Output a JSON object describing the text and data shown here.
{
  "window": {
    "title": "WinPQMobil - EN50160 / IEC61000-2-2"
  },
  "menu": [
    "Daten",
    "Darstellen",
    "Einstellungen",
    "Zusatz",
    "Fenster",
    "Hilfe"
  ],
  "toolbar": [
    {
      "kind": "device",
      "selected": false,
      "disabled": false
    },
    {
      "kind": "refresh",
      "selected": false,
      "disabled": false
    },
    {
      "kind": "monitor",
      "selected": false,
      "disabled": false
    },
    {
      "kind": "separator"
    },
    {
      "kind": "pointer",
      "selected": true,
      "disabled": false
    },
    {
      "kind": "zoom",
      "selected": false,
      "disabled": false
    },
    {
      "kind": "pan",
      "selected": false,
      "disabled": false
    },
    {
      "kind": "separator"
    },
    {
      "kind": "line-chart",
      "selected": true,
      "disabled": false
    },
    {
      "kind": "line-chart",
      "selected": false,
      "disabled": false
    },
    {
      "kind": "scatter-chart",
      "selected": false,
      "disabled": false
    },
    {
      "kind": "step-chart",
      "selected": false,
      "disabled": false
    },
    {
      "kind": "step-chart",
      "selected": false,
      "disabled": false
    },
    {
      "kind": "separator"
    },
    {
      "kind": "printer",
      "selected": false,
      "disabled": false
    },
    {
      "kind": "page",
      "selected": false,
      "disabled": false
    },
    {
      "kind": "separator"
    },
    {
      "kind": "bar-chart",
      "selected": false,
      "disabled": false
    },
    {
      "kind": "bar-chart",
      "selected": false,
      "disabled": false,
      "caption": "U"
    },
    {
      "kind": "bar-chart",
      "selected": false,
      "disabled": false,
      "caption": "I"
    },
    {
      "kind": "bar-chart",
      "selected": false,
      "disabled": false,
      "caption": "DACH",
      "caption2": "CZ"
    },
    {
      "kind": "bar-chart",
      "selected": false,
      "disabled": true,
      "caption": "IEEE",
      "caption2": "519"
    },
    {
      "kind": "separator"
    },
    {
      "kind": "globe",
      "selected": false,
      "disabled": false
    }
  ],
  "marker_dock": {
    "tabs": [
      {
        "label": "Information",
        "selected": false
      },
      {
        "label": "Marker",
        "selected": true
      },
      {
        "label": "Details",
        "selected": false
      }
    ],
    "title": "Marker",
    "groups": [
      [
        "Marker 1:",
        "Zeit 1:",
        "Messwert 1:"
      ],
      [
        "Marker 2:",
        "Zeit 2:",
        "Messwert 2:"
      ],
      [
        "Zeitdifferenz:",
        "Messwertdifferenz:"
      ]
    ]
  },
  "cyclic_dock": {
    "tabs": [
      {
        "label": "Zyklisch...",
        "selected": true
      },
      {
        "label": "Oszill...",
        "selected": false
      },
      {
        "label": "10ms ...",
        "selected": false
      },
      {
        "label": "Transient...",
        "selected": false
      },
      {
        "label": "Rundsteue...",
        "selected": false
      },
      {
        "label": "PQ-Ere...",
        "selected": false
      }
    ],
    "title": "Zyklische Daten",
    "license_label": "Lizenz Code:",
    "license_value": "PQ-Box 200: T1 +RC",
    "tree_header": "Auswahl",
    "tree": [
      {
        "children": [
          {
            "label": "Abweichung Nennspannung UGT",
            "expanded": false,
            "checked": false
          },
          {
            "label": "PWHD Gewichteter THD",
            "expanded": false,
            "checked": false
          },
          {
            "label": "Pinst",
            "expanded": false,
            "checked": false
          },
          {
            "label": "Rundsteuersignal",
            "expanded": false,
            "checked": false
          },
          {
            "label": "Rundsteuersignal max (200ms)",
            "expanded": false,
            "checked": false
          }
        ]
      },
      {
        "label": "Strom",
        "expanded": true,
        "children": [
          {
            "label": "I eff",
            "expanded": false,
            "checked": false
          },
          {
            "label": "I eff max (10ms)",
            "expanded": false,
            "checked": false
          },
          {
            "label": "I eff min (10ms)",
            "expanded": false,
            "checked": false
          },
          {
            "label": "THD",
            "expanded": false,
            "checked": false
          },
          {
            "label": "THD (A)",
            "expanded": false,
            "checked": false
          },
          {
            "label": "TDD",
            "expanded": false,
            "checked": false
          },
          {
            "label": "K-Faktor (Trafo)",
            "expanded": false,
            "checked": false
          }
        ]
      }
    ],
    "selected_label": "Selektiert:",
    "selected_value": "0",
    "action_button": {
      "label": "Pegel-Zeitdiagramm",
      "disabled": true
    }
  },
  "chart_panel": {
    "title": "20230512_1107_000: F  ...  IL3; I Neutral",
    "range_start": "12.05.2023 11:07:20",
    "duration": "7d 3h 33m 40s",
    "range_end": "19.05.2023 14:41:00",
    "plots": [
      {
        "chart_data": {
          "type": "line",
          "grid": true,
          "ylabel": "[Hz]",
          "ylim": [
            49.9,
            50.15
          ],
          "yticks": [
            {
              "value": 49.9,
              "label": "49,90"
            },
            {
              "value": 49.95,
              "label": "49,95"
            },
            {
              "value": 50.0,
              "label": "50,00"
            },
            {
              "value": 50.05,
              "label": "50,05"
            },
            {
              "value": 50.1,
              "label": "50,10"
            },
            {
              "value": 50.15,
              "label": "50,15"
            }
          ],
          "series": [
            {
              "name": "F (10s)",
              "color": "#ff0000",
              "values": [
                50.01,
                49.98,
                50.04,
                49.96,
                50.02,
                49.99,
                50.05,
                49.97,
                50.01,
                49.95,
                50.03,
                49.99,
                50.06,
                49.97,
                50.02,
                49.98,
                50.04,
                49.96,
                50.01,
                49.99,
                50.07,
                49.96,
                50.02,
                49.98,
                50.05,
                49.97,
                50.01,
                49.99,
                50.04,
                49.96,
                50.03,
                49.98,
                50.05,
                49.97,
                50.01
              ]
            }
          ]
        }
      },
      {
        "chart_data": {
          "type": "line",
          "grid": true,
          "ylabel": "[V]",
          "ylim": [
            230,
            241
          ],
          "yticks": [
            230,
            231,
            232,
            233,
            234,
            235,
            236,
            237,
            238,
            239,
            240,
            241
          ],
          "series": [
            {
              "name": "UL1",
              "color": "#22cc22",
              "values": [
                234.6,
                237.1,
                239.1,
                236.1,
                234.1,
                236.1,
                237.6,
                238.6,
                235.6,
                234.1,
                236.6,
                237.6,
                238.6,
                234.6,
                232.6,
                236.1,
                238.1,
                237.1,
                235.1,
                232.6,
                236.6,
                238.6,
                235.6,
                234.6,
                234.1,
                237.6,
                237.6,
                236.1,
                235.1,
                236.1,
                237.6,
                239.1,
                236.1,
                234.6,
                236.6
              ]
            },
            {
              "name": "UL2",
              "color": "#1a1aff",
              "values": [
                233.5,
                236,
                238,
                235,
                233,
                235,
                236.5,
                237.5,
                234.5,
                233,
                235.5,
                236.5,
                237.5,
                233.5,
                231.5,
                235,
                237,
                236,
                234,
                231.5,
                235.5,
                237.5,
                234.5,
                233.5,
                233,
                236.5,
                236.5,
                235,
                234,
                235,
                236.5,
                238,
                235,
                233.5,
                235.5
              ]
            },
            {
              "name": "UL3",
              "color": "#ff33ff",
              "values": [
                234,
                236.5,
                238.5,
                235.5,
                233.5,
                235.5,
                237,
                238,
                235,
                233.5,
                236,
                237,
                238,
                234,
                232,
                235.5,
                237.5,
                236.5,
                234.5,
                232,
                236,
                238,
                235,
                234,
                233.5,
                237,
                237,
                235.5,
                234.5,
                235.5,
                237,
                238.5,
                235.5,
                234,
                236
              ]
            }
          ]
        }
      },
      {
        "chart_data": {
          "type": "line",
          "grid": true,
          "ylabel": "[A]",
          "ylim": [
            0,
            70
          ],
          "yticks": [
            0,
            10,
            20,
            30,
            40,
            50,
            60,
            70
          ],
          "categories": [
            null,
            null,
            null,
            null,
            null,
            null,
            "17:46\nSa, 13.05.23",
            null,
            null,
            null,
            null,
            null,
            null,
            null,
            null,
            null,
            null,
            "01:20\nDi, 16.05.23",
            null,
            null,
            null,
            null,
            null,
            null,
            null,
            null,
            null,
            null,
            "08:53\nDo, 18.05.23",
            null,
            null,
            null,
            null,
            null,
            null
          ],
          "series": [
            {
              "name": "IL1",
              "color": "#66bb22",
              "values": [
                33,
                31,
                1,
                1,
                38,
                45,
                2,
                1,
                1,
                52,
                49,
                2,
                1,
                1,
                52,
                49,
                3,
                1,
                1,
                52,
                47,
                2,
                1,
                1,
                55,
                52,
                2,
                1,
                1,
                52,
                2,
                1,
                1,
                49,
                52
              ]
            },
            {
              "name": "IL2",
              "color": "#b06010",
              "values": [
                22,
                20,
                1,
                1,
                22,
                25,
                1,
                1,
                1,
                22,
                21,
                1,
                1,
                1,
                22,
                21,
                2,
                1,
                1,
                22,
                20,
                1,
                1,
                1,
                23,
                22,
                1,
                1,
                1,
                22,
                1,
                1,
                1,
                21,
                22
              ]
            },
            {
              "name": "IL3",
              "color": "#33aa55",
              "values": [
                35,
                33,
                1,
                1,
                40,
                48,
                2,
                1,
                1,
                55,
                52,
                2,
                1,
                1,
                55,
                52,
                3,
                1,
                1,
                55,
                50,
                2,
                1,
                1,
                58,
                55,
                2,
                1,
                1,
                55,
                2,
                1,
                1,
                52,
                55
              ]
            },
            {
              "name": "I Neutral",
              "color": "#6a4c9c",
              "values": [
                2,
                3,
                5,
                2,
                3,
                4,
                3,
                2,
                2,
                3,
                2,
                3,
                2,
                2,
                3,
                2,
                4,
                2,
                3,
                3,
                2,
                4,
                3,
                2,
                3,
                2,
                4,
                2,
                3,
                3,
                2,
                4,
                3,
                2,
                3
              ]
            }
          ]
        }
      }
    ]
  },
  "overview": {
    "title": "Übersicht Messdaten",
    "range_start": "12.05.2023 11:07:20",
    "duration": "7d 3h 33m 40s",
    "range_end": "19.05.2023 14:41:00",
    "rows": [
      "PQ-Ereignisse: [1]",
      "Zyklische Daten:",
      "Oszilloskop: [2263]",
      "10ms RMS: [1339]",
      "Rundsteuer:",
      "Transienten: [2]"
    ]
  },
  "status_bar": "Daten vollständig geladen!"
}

* _What to produce_
Only lines with "Neutral" are wanted here; list each of them.

* _Response to this task_
    "title": "20230512_1107_000: F  ...  IL3; I Neutral",
              "name": "I Neutral",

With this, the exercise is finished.